◆ INSTRUCTIONS FOR THE TASK ◆
Select the lines of the records containing the word "Kees" and list them.

◆ GIVEN DATA ◆
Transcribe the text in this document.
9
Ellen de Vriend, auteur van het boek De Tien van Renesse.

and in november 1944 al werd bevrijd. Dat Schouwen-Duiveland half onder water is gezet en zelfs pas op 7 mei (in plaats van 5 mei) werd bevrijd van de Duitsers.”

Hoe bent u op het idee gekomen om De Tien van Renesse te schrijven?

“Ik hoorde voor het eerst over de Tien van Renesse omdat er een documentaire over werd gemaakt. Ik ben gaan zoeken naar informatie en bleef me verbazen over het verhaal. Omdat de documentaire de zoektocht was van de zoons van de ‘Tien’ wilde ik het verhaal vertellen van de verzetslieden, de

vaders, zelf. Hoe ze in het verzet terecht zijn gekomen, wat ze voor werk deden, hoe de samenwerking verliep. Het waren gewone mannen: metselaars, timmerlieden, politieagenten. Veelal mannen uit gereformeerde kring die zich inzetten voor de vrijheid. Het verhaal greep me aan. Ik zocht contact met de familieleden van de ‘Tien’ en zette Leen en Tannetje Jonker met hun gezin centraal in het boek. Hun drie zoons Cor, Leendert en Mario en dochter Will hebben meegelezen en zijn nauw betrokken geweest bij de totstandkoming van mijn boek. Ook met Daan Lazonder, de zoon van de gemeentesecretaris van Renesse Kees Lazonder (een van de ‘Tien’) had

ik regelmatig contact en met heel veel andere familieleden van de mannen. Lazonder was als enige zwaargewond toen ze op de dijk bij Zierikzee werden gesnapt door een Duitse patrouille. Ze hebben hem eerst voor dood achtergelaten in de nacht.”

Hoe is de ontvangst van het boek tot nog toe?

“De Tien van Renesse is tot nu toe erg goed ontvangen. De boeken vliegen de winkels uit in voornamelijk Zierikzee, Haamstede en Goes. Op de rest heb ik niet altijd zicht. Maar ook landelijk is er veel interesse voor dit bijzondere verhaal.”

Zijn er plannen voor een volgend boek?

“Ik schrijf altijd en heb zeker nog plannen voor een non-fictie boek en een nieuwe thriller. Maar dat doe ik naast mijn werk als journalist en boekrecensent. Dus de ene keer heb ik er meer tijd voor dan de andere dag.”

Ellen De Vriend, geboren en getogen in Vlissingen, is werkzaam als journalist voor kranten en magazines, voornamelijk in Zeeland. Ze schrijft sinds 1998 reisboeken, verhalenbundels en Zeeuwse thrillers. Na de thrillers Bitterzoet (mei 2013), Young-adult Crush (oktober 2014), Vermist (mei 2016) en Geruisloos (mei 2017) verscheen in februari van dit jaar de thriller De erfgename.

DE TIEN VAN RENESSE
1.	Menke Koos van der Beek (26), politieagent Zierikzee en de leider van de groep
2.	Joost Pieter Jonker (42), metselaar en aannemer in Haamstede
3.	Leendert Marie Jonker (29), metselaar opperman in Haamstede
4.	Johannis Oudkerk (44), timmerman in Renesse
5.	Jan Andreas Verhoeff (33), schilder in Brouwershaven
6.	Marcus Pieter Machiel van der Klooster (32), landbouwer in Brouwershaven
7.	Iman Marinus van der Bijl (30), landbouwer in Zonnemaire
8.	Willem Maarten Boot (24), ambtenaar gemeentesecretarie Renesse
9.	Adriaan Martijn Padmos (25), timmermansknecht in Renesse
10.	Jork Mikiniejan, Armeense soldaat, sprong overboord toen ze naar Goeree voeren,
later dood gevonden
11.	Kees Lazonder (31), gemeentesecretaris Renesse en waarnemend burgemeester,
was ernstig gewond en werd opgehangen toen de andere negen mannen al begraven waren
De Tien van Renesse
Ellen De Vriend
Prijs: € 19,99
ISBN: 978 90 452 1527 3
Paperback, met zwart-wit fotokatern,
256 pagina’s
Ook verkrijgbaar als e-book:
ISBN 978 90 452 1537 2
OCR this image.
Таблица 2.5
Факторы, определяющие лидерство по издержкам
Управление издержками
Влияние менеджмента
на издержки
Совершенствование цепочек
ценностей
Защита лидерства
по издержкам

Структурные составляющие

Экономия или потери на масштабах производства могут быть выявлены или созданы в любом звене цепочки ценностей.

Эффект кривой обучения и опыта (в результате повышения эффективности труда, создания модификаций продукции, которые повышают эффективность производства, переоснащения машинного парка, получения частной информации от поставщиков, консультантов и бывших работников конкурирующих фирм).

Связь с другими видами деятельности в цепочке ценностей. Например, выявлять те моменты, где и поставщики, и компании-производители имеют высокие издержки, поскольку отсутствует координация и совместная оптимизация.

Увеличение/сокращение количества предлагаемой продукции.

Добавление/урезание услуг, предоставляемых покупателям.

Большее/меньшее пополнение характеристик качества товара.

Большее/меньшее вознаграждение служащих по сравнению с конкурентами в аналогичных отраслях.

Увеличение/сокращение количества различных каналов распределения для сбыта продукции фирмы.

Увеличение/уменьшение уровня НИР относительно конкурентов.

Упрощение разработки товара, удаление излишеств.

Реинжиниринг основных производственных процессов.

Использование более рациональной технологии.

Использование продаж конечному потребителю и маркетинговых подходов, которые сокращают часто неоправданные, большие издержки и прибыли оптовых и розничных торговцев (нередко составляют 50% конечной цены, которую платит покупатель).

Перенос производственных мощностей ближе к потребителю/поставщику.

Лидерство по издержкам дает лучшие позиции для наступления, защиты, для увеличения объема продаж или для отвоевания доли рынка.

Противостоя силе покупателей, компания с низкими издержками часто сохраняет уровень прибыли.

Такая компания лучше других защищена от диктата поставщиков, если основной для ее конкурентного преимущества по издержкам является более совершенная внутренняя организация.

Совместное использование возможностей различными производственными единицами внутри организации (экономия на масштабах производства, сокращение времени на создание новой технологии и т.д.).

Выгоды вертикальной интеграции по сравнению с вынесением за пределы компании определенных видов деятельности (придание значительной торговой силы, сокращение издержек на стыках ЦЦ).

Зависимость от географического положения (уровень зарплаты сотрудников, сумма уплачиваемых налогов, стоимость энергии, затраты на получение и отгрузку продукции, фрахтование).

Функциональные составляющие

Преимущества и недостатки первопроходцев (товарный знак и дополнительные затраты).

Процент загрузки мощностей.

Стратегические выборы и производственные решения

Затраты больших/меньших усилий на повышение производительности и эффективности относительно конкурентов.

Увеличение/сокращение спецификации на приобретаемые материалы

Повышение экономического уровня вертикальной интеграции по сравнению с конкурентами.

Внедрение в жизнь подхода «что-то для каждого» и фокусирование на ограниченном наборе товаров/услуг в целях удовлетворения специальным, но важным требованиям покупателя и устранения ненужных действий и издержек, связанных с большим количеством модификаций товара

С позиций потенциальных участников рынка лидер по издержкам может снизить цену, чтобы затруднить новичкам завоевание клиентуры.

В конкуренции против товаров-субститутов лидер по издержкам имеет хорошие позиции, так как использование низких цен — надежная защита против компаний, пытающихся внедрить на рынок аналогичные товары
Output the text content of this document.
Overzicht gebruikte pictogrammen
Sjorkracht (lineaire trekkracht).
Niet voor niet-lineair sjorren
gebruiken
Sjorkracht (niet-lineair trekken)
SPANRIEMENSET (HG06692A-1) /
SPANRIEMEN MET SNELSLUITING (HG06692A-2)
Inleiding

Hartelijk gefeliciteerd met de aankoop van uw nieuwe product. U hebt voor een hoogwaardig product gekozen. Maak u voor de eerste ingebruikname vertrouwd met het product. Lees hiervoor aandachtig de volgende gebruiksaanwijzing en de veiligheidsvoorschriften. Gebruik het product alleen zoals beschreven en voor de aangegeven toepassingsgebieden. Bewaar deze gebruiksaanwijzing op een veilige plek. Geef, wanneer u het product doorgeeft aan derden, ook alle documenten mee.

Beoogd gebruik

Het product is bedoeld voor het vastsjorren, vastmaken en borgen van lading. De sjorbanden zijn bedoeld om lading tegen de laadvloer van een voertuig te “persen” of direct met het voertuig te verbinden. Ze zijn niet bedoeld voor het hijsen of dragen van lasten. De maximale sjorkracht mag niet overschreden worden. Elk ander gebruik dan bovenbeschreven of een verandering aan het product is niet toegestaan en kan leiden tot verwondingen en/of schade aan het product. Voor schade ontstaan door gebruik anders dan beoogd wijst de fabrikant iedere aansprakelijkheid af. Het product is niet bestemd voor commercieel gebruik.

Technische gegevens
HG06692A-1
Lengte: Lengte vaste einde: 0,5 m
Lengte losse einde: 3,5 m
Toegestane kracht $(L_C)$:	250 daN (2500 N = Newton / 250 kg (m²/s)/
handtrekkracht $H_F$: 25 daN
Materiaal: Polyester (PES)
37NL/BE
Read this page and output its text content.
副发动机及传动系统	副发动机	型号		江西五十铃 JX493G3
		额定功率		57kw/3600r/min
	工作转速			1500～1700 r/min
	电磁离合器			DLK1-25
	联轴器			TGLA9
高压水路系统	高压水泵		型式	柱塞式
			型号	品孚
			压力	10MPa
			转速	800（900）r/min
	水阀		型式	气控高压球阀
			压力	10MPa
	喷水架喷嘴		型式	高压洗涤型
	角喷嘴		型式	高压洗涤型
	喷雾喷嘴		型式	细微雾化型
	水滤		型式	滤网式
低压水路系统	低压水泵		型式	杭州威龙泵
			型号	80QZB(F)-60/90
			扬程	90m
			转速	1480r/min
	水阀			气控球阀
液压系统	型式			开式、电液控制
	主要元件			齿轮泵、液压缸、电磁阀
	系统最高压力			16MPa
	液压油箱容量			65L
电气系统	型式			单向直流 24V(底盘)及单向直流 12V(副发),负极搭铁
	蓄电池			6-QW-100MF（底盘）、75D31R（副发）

◆ SOLUTION ◆
vaders, zelf. Hoe ze in het verzet terecht zijn gekomen, wat ze voor werk deden, hoe de samenwerking verliep. Het waren gewone mannen: metselaars, timmerlieden, politieagenten. Veelal mannen uit gereformeerde kring die zich inzetten voor de vrijheid. Het verhaal greep me aan. Ik zocht contact met de familieleden van de ‘Tien’ en zette Leen en Tannetje Jonker met hun gezin centraal in het boek. Hun drie zoons Cor, Leendert en Mario en dochter Will hebben meegelezen en zijn nauw betrokken geweest bij de totstandkoming van mijn boek. Ook met Daan Lazonder, de zoon van de gemeentesecretaris van Renesse Kees Lazonder (een van de ‘Tien’) had
11.	Kees Lazonder (31), gemeentesecretaris Renesse en waarnemend burgemeester,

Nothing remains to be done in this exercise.